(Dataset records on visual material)
..........
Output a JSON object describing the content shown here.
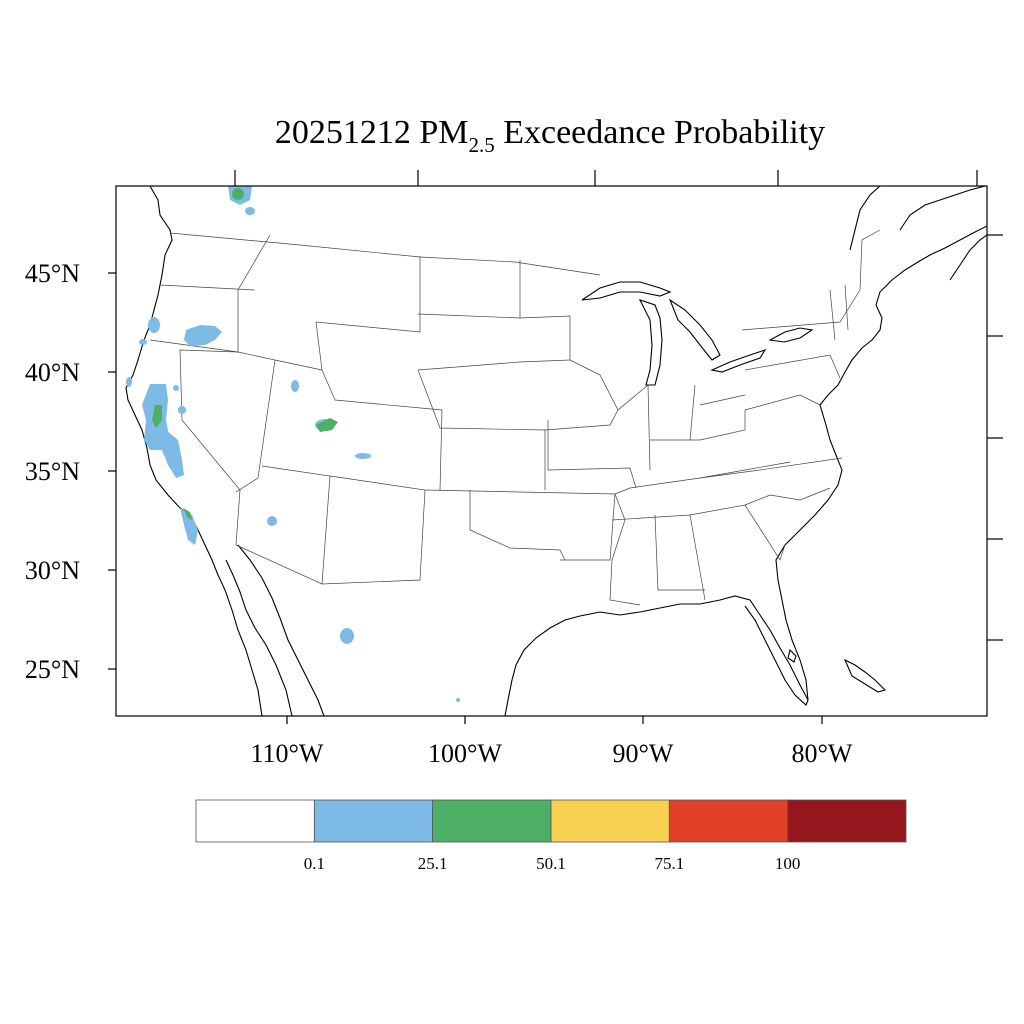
{
  "title": {
    "date": "20251212",
    "pollutant_main": "PM",
    "pollutant_sub": "2.5",
    "rest": "Exceedance Probability"
  },
  "lat_labels": [
    "45°N",
    "40°N",
    "35°N",
    "30°N",
    "25°N"
  ],
  "lon_labels": [
    "110°W",
    "100°W",
    "90°W",
    "80°W"
  ],
  "colorbar": {
    "colors": [
      "#ffffff",
      "#7dbbe6",
      "#4caf63",
      "#f9d150",
      "#e34127",
      "#95161d"
    ],
    "labels": [
      "0.1",
      "25.1",
      "50.1",
      "75.1",
      "100"
    ]
  }
}
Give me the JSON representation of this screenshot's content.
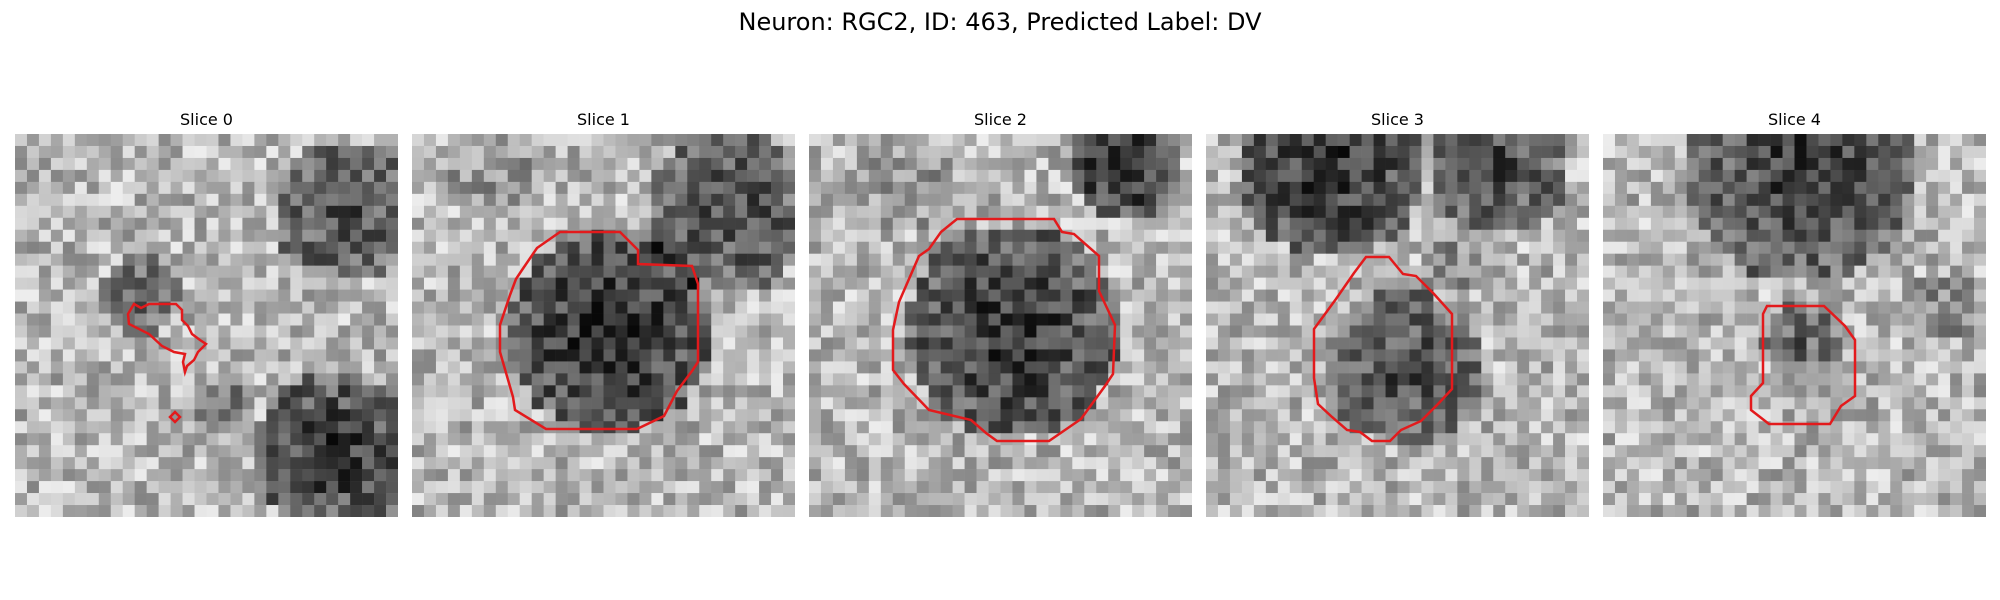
{
  "figure": {
    "title": "Neuron: RGC2, ID: 463, Predicted Label: DV",
    "contour_color": "#e31a1c",
    "colormap": "grayscale"
  },
  "panels": [
    {
      "title": "Slice 0"
    },
    {
      "title": "Slice 1"
    },
    {
      "title": "Slice 2"
    },
    {
      "title": "Slice 3"
    },
    {
      "title": "Slice 4"
    }
  ]
}
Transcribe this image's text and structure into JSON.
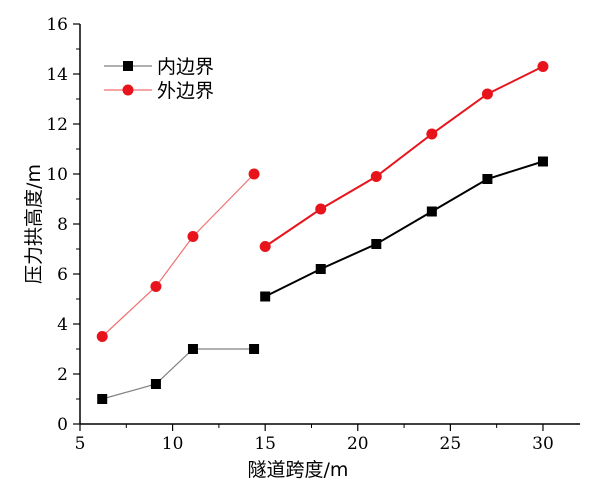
{
  "chart_data": {
    "type": "line",
    "title": "",
    "xlabel": "隧道跨度/m",
    "ylabel": "压力拱高度/m",
    "xlim": [
      5,
      32
    ],
    "ylim": [
      0,
      16
    ],
    "xticks": [
      5,
      10,
      15,
      20,
      25,
      30
    ],
    "yticks": [
      0,
      2,
      4,
      6,
      8,
      10,
      12,
      14,
      16
    ],
    "grid": false,
    "legend_position": "top-left",
    "series": [
      {
        "name": "内边界",
        "color": "#000000",
        "marker": "square",
        "segments": [
          {
            "style": "thin",
            "line_color": "#808080",
            "x": [
              6.2,
              9.1,
              11.1,
              14.4
            ],
            "y": [
              1.0,
              1.6,
              3.0,
              3.0
            ]
          },
          {
            "style": "thick",
            "line_color": "#000000",
            "x": [
              15.0,
              18.0,
              21.0,
              24.0,
              27.0,
              30.0
            ],
            "y": [
              5.1,
              6.2,
              7.2,
              8.5,
              9.8,
              10.5
            ]
          }
        ]
      },
      {
        "name": "外边界",
        "color": "#e8141c",
        "marker": "circle",
        "segments": [
          {
            "style": "thin",
            "line_color": "#f07070",
            "x": [
              6.2,
              9.1,
              11.1,
              14.4
            ],
            "y": [
              3.5,
              5.5,
              7.5,
              10.0
            ]
          },
          {
            "style": "thick",
            "line_color": "#e8141c",
            "x": [
              15.0,
              18.0,
              21.0,
              24.0,
              27.0,
              30.0
            ],
            "y": [
              7.1,
              8.6,
              9.9,
              11.6,
              13.2,
              14.3
            ]
          }
        ]
      }
    ]
  }
}
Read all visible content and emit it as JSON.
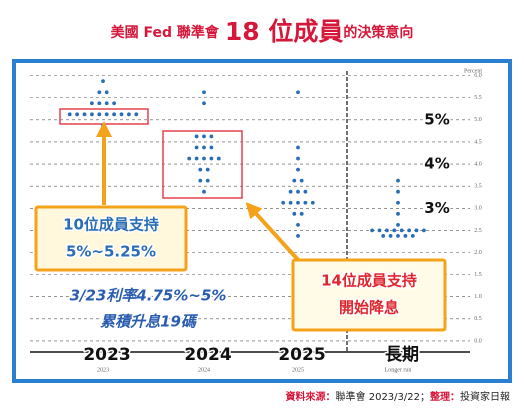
{
  "title_parts": [
    "美國 Fed 聯準會",
    "18 位成員",
    "的決策意向"
  ],
  "chart_data": {
    "type": "dot_plot",
    "y_label": "Percent",
    "categories": [
      "2023",
      "2024",
      "2025",
      "Longer run"
    ],
    "category_labels": [
      "2023",
      "2024",
      "2025",
      "長期"
    ],
    "color": "#2a6db5",
    "ylim": [
      -0.25,
      6.15
    ],
    "yticks": [
      {
        "value": 6,
        "label": "6.0"
      },
      {
        "value": 5.5,
        "label": "5.5"
      },
      {
        "value": 5,
        "label": "5.0"
      },
      {
        "value": 4.5,
        "label": "4.5"
      },
      {
        "value": 4,
        "label": "4.0"
      },
      {
        "value": 3.5,
        "label": "3.5"
      },
      {
        "value": 3,
        "label": "3.0"
      },
      {
        "value": 2.5,
        "label": "2.5"
      },
      {
        "value": 2,
        "label": "2.0"
      },
      {
        "value": 1.5,
        "label": "1.5"
      },
      {
        "value": 1,
        "label": "1.0"
      },
      {
        "value": 0.5,
        "label": "0.5"
      },
      {
        "value": 0,
        "label": "0.0"
      }
    ],
    "grid": true,
    "dots": [
      [
        {
          "rate": 5.875,
          "count": 1
        },
        {
          "rate": 5.625,
          "count": 2
        },
        {
          "rate": 5.375,
          "count": 4
        },
        {
          "rate": 5.125,
          "count": 10
        },
        {
          "rate": 4.875,
          "count": 1
        }
      ],
      [
        {
          "rate": 5.625,
          "count": 1
        },
        {
          "rate": 5.375,
          "count": 1
        },
        {
          "rate": 4.625,
          "count": 3
        },
        {
          "rate": 4.375,
          "count": 3
        },
        {
          "rate": 4.125,
          "count": 5
        },
        {
          "rate": 3.875,
          "count": 2
        },
        {
          "rate": 3.625,
          "count": 2
        },
        {
          "rate": 3.375,
          "count": 1
        }
      ],
      [
        {
          "rate": 5.625,
          "count": 1
        },
        {
          "rate": 4.375,
          "count": 1
        },
        {
          "rate": 4.125,
          "count": 1
        },
        {
          "rate": 3.875,
          "count": 1
        },
        {
          "rate": 3.625,
          "count": 2
        },
        {
          "rate": 3.375,
          "count": 3
        },
        {
          "rate": 3.125,
          "count": 5
        },
        {
          "rate": 2.875,
          "count": 2
        },
        {
          "rate": 2.625,
          "count": 1
        },
        {
          "rate": 2.375,
          "count": 1
        }
      ],
      [
        {
          "rate": 3.625,
          "count": 1
        },
        {
          "rate": 3.375,
          "count": 1
        },
        {
          "rate": 3.125,
          "count": 1
        },
        {
          "rate": 2.875,
          "count": 1
        },
        {
          "rate": 2.625,
          "count": 1
        },
        {
          "rate": 2.5,
          "count": 8
        },
        {
          "rate": 2.375,
          "count": 5
        }
      ]
    ],
    "rate_labels": [
      {
        "value": 5,
        "label": "5%"
      },
      {
        "value": 4,
        "label": "4%"
      },
      {
        "value": 3,
        "label": "3%"
      }
    ],
    "annotations": [
      {
        "lines": [
          "10位成員支持",
          "5%~5.25%"
        ]
      },
      {
        "lines": [
          "14位成員支持",
          "開始降息"
        ]
      },
      {
        "lines": [
          "3/23利率4.75%~5%",
          "累積升息19碼"
        ]
      }
    ]
  },
  "source": [
    "資料來源：",
    "聯準會 2023/3/22；",
    "整理：",
    "投資家日報"
  ]
}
..........
= Prompt =
The data should be printed again unchanged; leave its pictures out.

= Output =
Output a JSON object describing the content shown here.
{
  "title": {
    "date": "20251212",
    "pollutant_main": "PM",
    "pollutant_sub": "2.5",
    "rest": "Exceedance Probability"
  },
  "lat_labels": [
    "45°N",
    "40°N",
    "35°N",
    "30°N",
    "25°N"
  ],
  "lon_labels": [
    "110°W",
    "100°W",
    "90°W",
    "80°W"
  ],
  "colorbar": {
    "colors": [
      "#ffffff",
      "#7dbbe6",
      "#4caf63",
      "#f9d150",
      "#e34127",
      "#95161d"
    ],
    "labels": [
      "0.1",
      "25.1",
      "50.1",
      "75.1",
      "100"
    ]
  }
}
Give me the JSON representation of this screenshot's content.
{
  "figure": {
    "title": "Neuron: RGC2, ID: 463, Predicted Label: DV",
    "contour_color": "#e31a1c",
    "colormap": "grayscale"
  },
  "panels": [
    {
      "title": "Slice 0"
    },
    {
      "title": "Slice 1"
    },
    {
      "title": "Slice 2"
    },
    {
      "title": "Slice 3"
    },
    {
      "title": "Slice 4"
    }
  ]
}
Transcribe this image's text and structure into JSON.
{
  "chart_data": {
    "type": "line",
    "title": "",
    "xlabel": "隧道跨度/m",
    "ylabel": "压力拱高度/m",
    "xlim": [
      5,
      32
    ],
    "ylim": [
      0,
      16
    ],
    "xticks": [
      5,
      10,
      15,
      20,
      25,
      30
    ],
    "yticks": [
      0,
      2,
      4,
      6,
      8,
      10,
      12,
      14,
      16
    ],
    "grid": false,
    "legend_position": "top-left",
    "series": [
      {
        "name": "内边界",
        "color": "#000000",
        "marker": "square",
        "segments": [
          {
            "style": "thin",
            "line_color": "#808080",
            "x": [
              6.2,
              9.1,
              11.1,
              14.4
            ],
            "y": [
              1.0,
              1.6,
              3.0,
              3.0
            ]
          },
          {
            "style": "thick",
            "line_color": "#000000",
            "x": [
              15.0,
              18.0,
              21.0,
              24.0,
              27.0,
              30.0
            ],
            "y": [
              5.1,
              6.2,
              7.2,
              8.5,
              9.8,
              10.5
            ]
          }
        ]
      },
      {
        "name": "外边界",
        "color": "#e8141c",
        "marker": "circle",
        "segments": [
          {
            "style": "thin",
            "line_color": "#f07070",
            "x": [
              6.2,
              9.1,
              11.1,
              14.4
            ],
            "y": [
              3.5,
              5.5,
              7.5,
              10.0
            ]
          },
          {
            "style": "thick",
            "line_color": "#e8141c",
            "x": [
              15.0,
              18.0,
              21.0,
              24.0,
              27.0,
              30.0
            ],
            "y": [
              7.1,
              8.6,
              9.9,
              11.6,
              13.2,
              14.3
            ]
          }
        ]
      }
    ]
  }
}
Read all visible content and emit it as JSON.
{
  "title_parts": [
    "美國 Fed 聯準會",
    "18 位成員",
    "的決策意向"
  ],
  "chart_data": {
    "type": "dot_plot",
    "y_label": "Percent",
    "categories": [
      "2023",
      "2024",
      "2025",
      "Longer run"
    ],
    "category_labels": [
      "2023",
      "2024",
      "2025",
      "長期"
    ],
    "color": "#2a6db5",
    "ylim": [
      -0.25,
      6.15
    ],
    "yticks": [
      {
        "value": 6,
        "label": "6.0"
      },
      {
        "value": 5.5,
        "label": "5.5"
      },
      {
        "value": 5,
        "label": "5.0"
      },
      {
        "value": 4.5,
        "label": "4.5"
      },
      {
        "value": 4,
        "label": "4.0"
      },
      {
        "value": 3.5,
        "label": "3.5"
      },
      {
        "value": 3,
        "label": "3.0"
      },
      {
        "value": 2.5,
        "label": "2.5"
      },
      {
        "value": 2,
        "label": "2.0"
      },
      {
        "value": 1.5,
        "label": "1.5"
      },
      {
        "value": 1,
        "label": "1.0"
      },
      {
        "value": 0.5,
        "label": "0.5"
      },
      {
        "value": 0,
        "label": "0.0"
      }
    ],
    "grid": true,
    "dots": [
      [
        {
          "rate": 5.875,
          "count": 1
        },
        {
          "rate": 5.625,
          "count": 2
        },
        {
          "rate": 5.375,
          "count": 4
        },
        {
          "rate": 5.125,
          "count": 10
        },
        {
          "rate": 4.875,
          "count": 1
        }
      ],
      [
        {
          "rate": 5.625,
          "count": 1
        },
        {
          "rate": 5.375,
          "count": 1
        },
        {
          "rate": 4.625,
          "count": 3
        },
        {
          "rate": 4.375,
          "count": 3
        },
        {
          "rate": 4.125,
          "count": 5
        },
        {
          "rate": 3.875,
          "count": 2
        },
        {
          "rate": 3.625,
          "count": 2
        },
        {
          "rate": 3.375,
          "count": 1
        }
      ],
      [
        {
          "rate": 5.625,
          "count": 1
        },
        {
          "rate": 4.375,
          "count": 1
        },
        {
          "rate": 4.125,
          "count": 1
        },
        {
          "rate": 3.875,
          "count": 1
        },
        {
          "rate": 3.625,
          "count": 2
        },
        {
          "rate": 3.375,
          "count": 3
        },
        {
          "rate": 3.125,
          "count": 5
        },
        {
          "rate": 2.875,
          "count": 2
        },
        {
          "rate": 2.625,
          "count": 1
        },
        {
          "rate": 2.375,
          "count": 1
        }
      ],
      [
        {
          "rate": 3.625,
          "count": 1
        },
        {
          "rate": 3.375,
          "count": 1
        },
        {
          "rate": 3.125,
          "count": 1
        },
        {
          "rate": 2.875,
          "count": 1
        },
        {
          "rate": 2.625,
          "count": 1
        },
        {
          "rate": 2.5,
          "count": 8
        },
        {
          "rate": 2.375,
          "count": 5
        }
      ]
    ],
    "rate_labels": [
      {
        "value": 5,
        "label": "5%"
      },
      {
        "value": 4,
        "label": "4%"
      },
      {
        "value": 3,
        "label": "3%"
      }
    ],
    "annotations": [
      {
        "lines": [
          "10位成員支持",
          "5%~5.25%"
        ]
      },
      {
        "lines": [
          "14位成員支持",
          "開始降息"
        ]
      },
      {
        "lines": [
          "3/23利率4.75%~5%",
          "累積升息19碼"
        ]
      }
    ]
  },
  "source": [
    "資料來源：",
    "聯準會 2023/3/22；",
    "整理：",
    "投資家日報"
  ]
}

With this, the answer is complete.